**DIRECTIONS:** Below are the records; reproduce all of them exactly but without any images.

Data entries
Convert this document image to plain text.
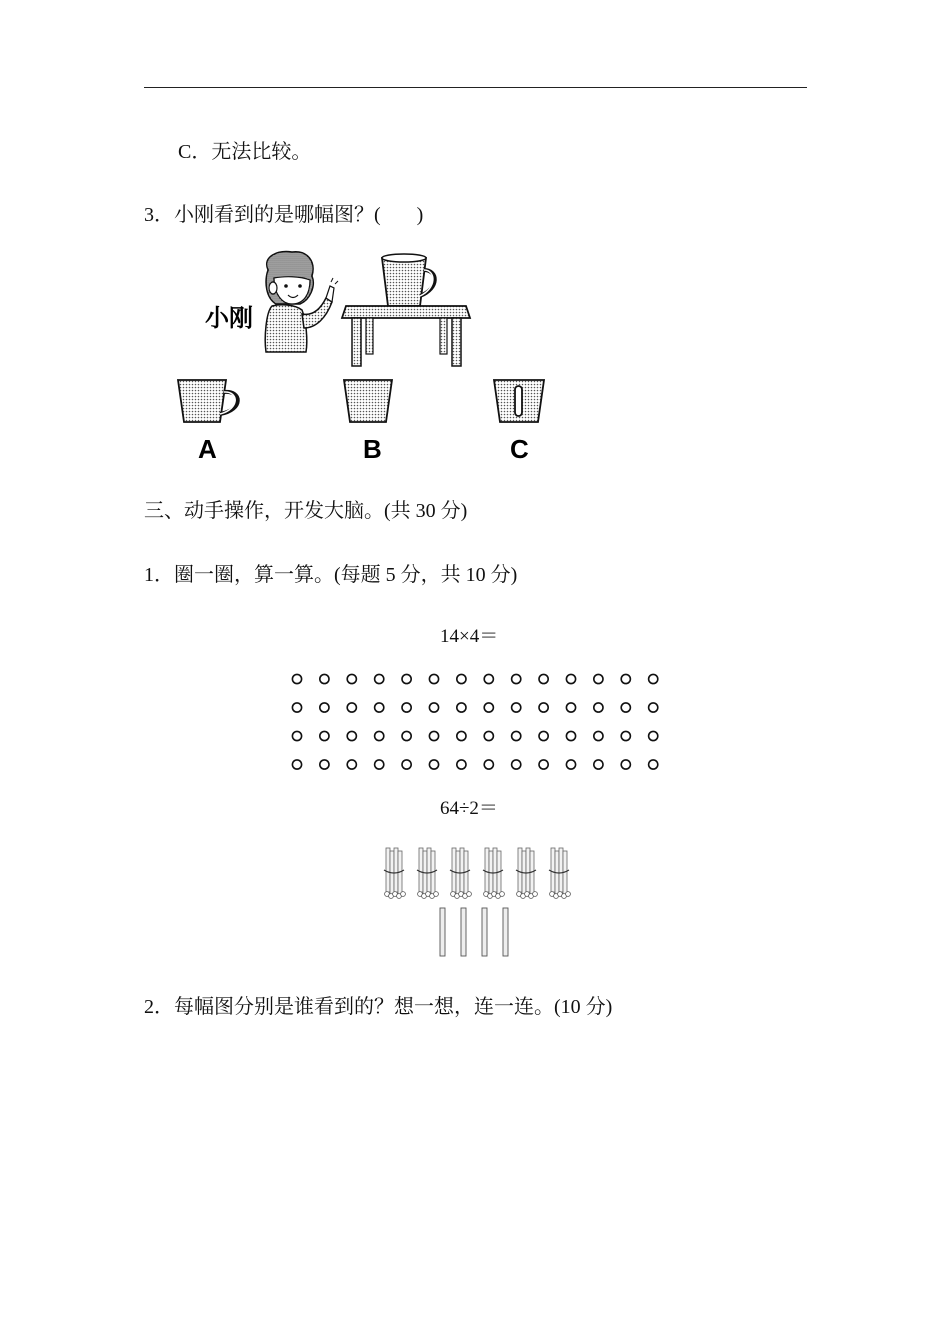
C．无法比较。
3．小刚看到的是哪幅图？( )
小刚
A	B	C
三、动手操作，开发大脑。(共 30 分)
1．圈一圈，算一算。(每题 5 分，共 10 分)
14×4＝
64÷2＝
2．每幅图分别是谁看到的？想一想，连一连。(10 分)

**FINAL RESULT:**
Convert this document image to plain text.
C．无法比较。
3．小刚看到的是哪幅图？( )
小刚
A	B	C
三、动手操作，开发大脑。(共 30 分)
1．圈一圈，算一算。(每题 5 分，共 10 分)
14×4＝
64÷2＝
2．每幅图分别是谁看到的？想一想，连一连。(10 分)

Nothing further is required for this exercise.